#### THE TASK:
Report how many lines of the records below include the word "Visited". Give nothing but the number.

#### DATASET EXCERPTS:

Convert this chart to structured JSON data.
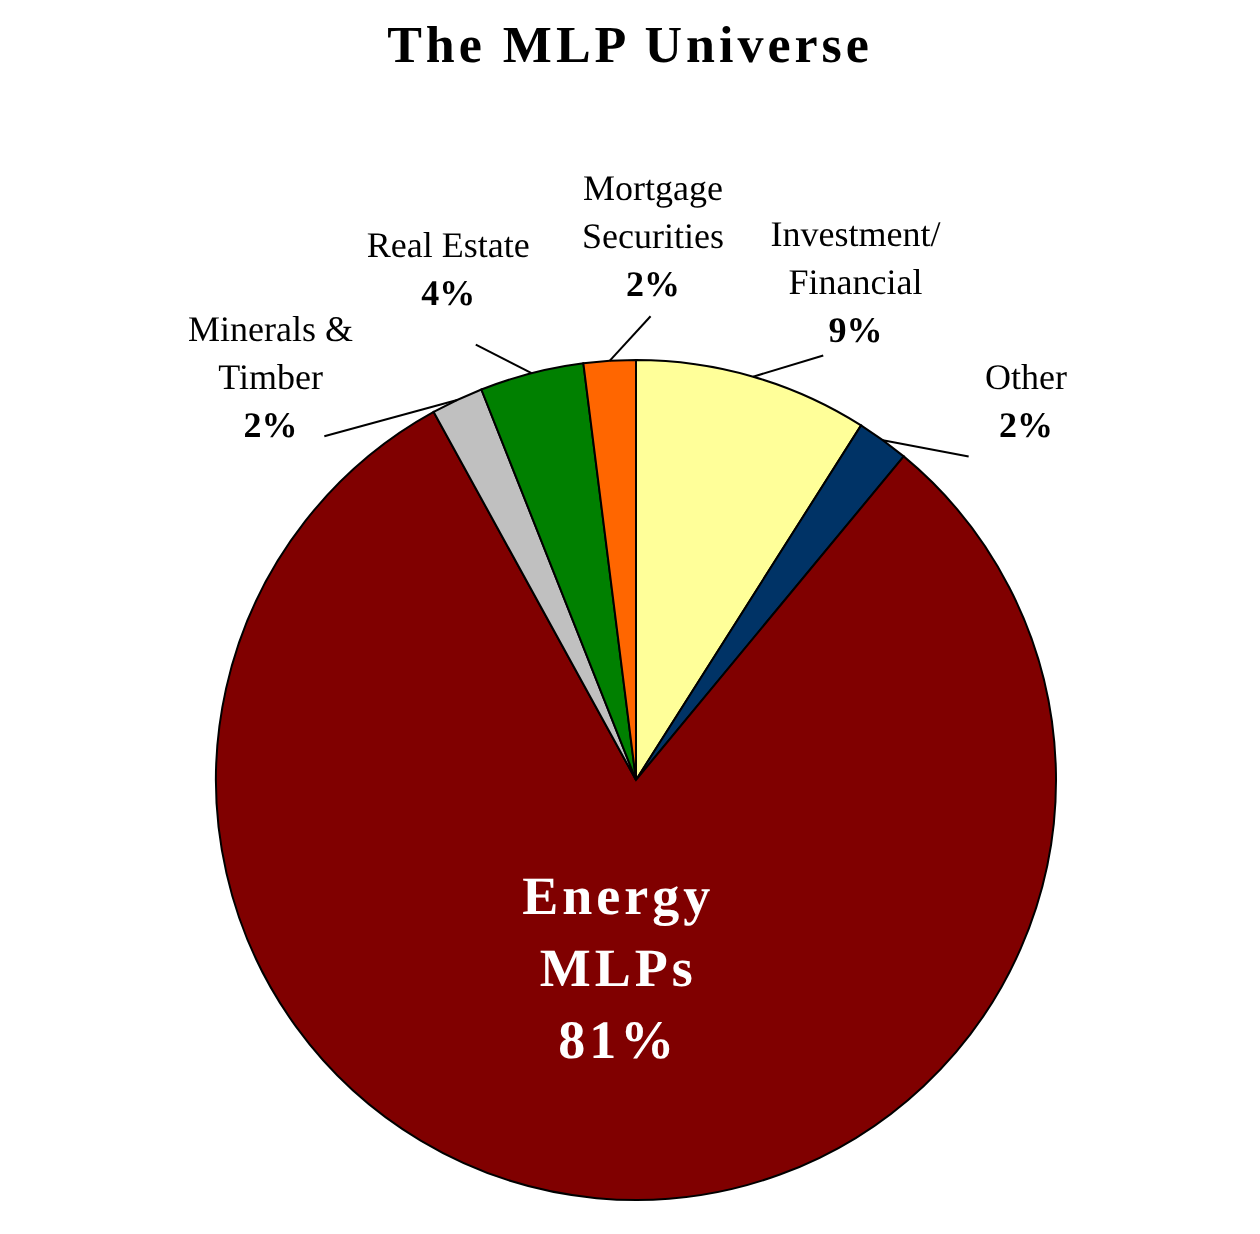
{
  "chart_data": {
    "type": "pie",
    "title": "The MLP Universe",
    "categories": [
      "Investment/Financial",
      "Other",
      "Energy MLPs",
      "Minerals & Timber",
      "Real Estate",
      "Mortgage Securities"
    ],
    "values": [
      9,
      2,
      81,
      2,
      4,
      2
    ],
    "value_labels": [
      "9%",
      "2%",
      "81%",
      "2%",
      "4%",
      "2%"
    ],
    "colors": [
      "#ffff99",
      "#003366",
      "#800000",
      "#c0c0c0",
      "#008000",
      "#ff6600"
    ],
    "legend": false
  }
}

--

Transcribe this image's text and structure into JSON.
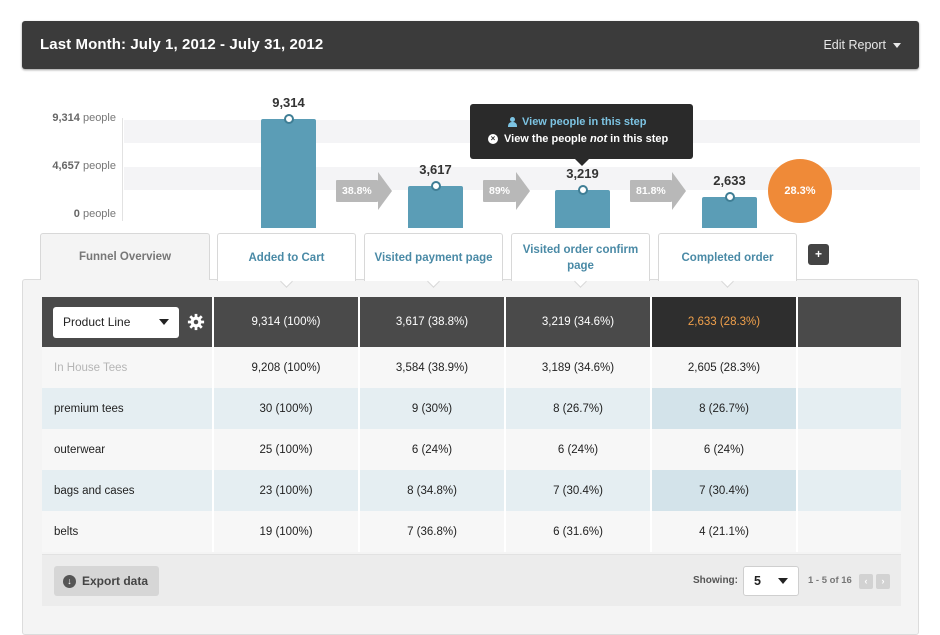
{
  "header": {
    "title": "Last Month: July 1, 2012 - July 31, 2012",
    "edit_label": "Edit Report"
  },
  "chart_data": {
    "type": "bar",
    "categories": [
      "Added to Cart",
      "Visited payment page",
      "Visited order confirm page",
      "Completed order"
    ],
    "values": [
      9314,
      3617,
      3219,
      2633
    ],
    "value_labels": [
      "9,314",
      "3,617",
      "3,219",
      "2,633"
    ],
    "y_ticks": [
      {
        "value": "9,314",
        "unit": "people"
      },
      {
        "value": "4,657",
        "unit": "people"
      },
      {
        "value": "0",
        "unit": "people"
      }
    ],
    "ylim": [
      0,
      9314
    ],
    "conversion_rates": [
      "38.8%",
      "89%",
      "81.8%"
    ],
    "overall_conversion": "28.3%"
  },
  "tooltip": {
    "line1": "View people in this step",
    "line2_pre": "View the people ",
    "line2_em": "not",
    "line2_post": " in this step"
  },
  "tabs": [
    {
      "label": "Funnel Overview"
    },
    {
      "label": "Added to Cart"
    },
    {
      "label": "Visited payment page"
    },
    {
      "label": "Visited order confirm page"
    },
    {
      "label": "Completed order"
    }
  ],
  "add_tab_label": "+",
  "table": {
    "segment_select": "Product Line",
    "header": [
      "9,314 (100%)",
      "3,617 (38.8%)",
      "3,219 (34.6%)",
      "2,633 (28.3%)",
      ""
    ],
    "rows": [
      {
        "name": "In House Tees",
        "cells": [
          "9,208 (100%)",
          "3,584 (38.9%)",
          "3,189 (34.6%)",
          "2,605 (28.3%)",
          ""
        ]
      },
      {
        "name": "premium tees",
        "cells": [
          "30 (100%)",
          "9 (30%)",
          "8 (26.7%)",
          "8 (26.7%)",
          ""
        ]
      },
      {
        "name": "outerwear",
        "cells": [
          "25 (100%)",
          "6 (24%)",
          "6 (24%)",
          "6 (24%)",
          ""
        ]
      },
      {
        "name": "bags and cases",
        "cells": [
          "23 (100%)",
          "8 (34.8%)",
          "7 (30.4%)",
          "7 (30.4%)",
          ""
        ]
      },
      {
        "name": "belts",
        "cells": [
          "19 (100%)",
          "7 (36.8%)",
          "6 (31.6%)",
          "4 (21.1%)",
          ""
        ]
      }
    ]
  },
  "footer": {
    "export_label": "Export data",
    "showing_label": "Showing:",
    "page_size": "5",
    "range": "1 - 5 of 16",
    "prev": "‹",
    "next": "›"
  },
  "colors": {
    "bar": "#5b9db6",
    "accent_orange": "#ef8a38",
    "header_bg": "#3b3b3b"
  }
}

#### TASK ANSWER:
4